↓↓↓

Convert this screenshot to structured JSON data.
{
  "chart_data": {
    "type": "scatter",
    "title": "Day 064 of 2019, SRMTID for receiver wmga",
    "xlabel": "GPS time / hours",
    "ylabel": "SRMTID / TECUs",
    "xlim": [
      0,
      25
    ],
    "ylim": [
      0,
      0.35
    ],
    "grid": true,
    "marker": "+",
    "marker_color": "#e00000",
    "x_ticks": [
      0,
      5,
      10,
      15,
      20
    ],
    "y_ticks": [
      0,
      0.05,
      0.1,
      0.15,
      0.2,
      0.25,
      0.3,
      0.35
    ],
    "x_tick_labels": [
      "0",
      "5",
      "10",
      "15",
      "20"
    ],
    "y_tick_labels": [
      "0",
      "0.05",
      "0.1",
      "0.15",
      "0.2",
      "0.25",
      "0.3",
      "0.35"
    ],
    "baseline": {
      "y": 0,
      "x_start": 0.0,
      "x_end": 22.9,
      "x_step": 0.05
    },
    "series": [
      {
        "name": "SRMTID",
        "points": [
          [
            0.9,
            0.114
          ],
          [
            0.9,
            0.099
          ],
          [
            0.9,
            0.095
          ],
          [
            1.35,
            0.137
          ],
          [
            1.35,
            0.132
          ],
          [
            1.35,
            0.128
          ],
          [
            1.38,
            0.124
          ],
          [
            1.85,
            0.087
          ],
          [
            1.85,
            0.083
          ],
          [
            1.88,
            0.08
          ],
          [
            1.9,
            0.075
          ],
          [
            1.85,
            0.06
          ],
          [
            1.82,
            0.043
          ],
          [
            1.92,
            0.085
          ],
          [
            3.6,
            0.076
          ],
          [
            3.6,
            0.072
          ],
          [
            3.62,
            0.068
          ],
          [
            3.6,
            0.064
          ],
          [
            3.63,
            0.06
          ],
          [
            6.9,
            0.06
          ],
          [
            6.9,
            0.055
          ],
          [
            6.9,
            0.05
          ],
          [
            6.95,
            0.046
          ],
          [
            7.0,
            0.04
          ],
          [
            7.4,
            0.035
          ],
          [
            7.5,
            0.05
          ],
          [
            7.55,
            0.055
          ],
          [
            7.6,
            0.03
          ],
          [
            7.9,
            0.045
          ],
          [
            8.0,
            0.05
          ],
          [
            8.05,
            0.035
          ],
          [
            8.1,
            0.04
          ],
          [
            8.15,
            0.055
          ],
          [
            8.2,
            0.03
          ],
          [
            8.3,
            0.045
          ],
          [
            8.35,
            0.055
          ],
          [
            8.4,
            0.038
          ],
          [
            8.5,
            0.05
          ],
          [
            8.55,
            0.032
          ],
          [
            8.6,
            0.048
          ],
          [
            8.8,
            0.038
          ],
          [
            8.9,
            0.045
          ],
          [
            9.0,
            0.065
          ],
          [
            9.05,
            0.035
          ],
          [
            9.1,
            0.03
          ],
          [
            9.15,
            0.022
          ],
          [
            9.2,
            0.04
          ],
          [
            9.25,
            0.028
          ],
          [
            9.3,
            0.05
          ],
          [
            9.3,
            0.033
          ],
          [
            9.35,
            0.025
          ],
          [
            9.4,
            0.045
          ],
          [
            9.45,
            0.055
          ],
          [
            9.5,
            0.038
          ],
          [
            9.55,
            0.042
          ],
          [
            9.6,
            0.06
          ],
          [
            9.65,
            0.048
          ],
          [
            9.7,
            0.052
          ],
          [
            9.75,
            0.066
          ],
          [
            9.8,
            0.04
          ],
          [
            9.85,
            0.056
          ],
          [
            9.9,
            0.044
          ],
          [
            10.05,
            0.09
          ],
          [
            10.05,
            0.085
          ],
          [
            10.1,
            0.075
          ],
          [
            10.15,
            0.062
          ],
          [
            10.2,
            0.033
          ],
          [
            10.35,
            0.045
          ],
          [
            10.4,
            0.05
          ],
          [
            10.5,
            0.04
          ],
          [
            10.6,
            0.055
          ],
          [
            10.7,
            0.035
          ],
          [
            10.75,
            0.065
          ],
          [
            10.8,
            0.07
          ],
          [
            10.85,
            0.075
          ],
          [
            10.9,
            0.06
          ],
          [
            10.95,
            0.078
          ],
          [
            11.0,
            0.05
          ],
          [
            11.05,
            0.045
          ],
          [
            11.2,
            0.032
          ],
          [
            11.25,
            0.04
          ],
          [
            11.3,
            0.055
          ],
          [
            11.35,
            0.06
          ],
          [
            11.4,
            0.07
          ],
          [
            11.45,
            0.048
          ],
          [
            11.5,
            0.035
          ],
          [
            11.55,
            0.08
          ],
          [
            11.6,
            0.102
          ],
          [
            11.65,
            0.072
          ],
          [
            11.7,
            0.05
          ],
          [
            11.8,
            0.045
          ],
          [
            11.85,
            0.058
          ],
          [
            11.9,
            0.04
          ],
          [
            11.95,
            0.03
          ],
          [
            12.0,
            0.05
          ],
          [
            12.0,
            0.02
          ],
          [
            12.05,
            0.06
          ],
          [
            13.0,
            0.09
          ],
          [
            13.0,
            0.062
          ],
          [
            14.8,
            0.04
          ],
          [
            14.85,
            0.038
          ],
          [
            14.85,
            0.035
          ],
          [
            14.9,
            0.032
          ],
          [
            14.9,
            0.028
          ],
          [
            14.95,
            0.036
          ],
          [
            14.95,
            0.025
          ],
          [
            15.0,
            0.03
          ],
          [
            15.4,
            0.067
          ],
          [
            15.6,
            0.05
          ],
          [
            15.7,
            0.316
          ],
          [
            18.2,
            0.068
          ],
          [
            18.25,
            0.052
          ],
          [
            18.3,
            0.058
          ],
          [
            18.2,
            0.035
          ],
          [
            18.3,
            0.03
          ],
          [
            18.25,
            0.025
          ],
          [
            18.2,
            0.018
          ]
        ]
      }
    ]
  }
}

↑↑↑

## WHAT YOU WILL DO
Repeat the material in full, exactly as it stands.

## SOLUTION TO THE PROBLEM
Convert this screenshot to structured JSON data.
{
  "chart_data": {
    "type": "scatter",
    "title": "Day 064 of 2019, SRMTID for receiver wmga",
    "xlabel": "GPS time / hours",
    "ylabel": "SRMTID / TECUs",
    "xlim": [
      0,
      25
    ],
    "ylim": [
      0,
      0.35
    ],
    "grid": true,
    "marker": "+",
    "marker_color": "#e00000",
    "x_ticks": [
      0,
      5,
      10,
      15,
      20
    ],
    "y_ticks": [
      0,
      0.05,
      0.1,
      0.15,
      0.2,
      0.25,
      0.3,
      0.35
    ],
    "x_tick_labels": [
      "0",
      "5",
      "10",
      "15",
      "20"
    ],
    "y_tick_labels": [
      "0",
      "0.05",
      "0.1",
      "0.15",
      "0.2",
      "0.25",
      "0.3",
      "0.35"
    ],
    "baseline": {
      "y": 0,
      "x_start": 0.0,
      "x_end": 22.9,
      "x_step": 0.05
    },
    "series": [
      {
        "name": "SRMTID",
        "points": [
          [
            0.9,
            0.114
          ],
          [
            0.9,
            0.099
          ],
          [
            0.9,
            0.095
          ],
          [
            1.35,
            0.137
          ],
          [
            1.35,
            0.132
          ],
          [
            1.35,
            0.128
          ],
          [
            1.38,
            0.124
          ],
          [
            1.85,
            0.087
          ],
          [
            1.85,
            0.083
          ],
          [
            1.88,
            0.08
          ],
          [
            1.9,
            0.075
          ],
          [
            1.85,
            0.06
          ],
          [
            1.82,
            0.043
          ],
          [
            1.92,
            0.085
          ],
          [
            3.6,
            0.076
          ],
          [
            3.6,
            0.072
          ],
          [
            3.62,
            0.068
          ],
          [
            3.6,
            0.064
          ],
          [
            3.63,
            0.06
          ],
          [
            6.9,
            0.06
          ],
          [
            6.9,
            0.055
          ],
          [
            6.9,
            0.05
          ],
          [
            6.95,
            0.046
          ],
          [
            7.0,
            0.04
          ],
          [
            7.4,
            0.035
          ],
          [
            7.5,
            0.05
          ],
          [
            7.55,
            0.055
          ],
          [
            7.6,
            0.03
          ],
          [
            7.9,
            0.045
          ],
          [
            8.0,
            0.05
          ],
          [
            8.05,
            0.035
          ],
          [
            8.1,
            0.04
          ],
          [
            8.15,
            0.055
          ],
          [
            8.2,
            0.03
          ],
          [
            8.3,
            0.045
          ],
          [
            8.35,
            0.055
          ],
          [
            8.4,
            0.038
          ],
          [
            8.5,
            0.05
          ],
          [
            8.55,
            0.032
          ],
          [
            8.6,
            0.048
          ],
          [
            8.8,
            0.038
          ],
          [
            8.9,
            0.045
          ],
          [
            9.0,
            0.065
          ],
          [
            9.05,
            0.035
          ],
          [
            9.1,
            0.03
          ],
          [
            9.15,
            0.022
          ],
          [
            9.2,
            0.04
          ],
          [
            9.25,
            0.028
          ],
          [
            9.3,
            0.05
          ],
          [
            9.3,
            0.033
          ],
          [
            9.35,
            0.025
          ],
          [
            9.4,
            0.045
          ],
          [
            9.45,
            0.055
          ],
          [
            9.5,
            0.038
          ],
          [
            9.55,
            0.042
          ],
          [
            9.6,
            0.06
          ],
          [
            9.65,
            0.048
          ],
          [
            9.7,
            0.052
          ],
          [
            9.75,
            0.066
          ],
          [
            9.8,
            0.04
          ],
          [
            9.85,
            0.056
          ],
          [
            9.9,
            0.044
          ],
          [
            10.05,
            0.09
          ],
          [
            10.05,
            0.085
          ],
          [
            10.1,
            0.075
          ],
          [
            10.15,
            0.062
          ],
          [
            10.2,
            0.033
          ],
          [
            10.35,
            0.045
          ],
          [
            10.4,
            0.05
          ],
          [
            10.5,
            0.04
          ],
          [
            10.6,
            0.055
          ],
          [
            10.7,
            0.035
          ],
          [
            10.75,
            0.065
          ],
          [
            10.8,
            0.07
          ],
          [
            10.85,
            0.075
          ],
          [
            10.9,
            0.06
          ],
          [
            10.95,
            0.078
          ],
          [
            11.0,
            0.05
          ],
          [
            11.05,
            0.045
          ],
          [
            11.2,
            0.032
          ],
          [
            11.25,
            0.04
          ],
          [
            11.3,
            0.055
          ],
          [
            11.35,
            0.06
          ],
          [
            11.4,
            0.07
          ],
          [
            11.45,
            0.048
          ],
          [
            11.5,
            0.035
          ],
          [
            11.55,
            0.08
          ],
          [
            11.6,
            0.102
          ],
          [
            11.65,
            0.072
          ],
          [
            11.7,
            0.05
          ],
          [
            11.8,
            0.045
          ],
          [
            11.85,
            0.058
          ],
          [
            11.9,
            0.04
          ],
          [
            11.95,
            0.03
          ],
          [
            12.0,
            0.05
          ],
          [
            12.0,
            0.02
          ],
          [
            12.05,
            0.06
          ],
          [
            13.0,
            0.09
          ],
          [
            13.0,
            0.062
          ],
          [
            14.8,
            0.04
          ],
          [
            14.85,
            0.038
          ],
          [
            14.85,
            0.035
          ],
          [
            14.9,
            0.032
          ],
          [
            14.9,
            0.028
          ],
          [
            14.95,
            0.036
          ],
          [
            14.95,
            0.025
          ],
          [
            15.0,
            0.03
          ],
          [
            15.4,
            0.067
          ],
          [
            15.6,
            0.05
          ],
          [
            15.7,
            0.316
          ],
          [
            18.2,
            0.068
          ],
          [
            18.25,
            0.052
          ],
          [
            18.3,
            0.058
          ],
          [
            18.2,
            0.035
          ],
          [
            18.3,
            0.03
          ],
          [
            18.25,
            0.025
          ],
          [
            18.2,
            0.018
          ]
        ]
      }
    ]
  }
}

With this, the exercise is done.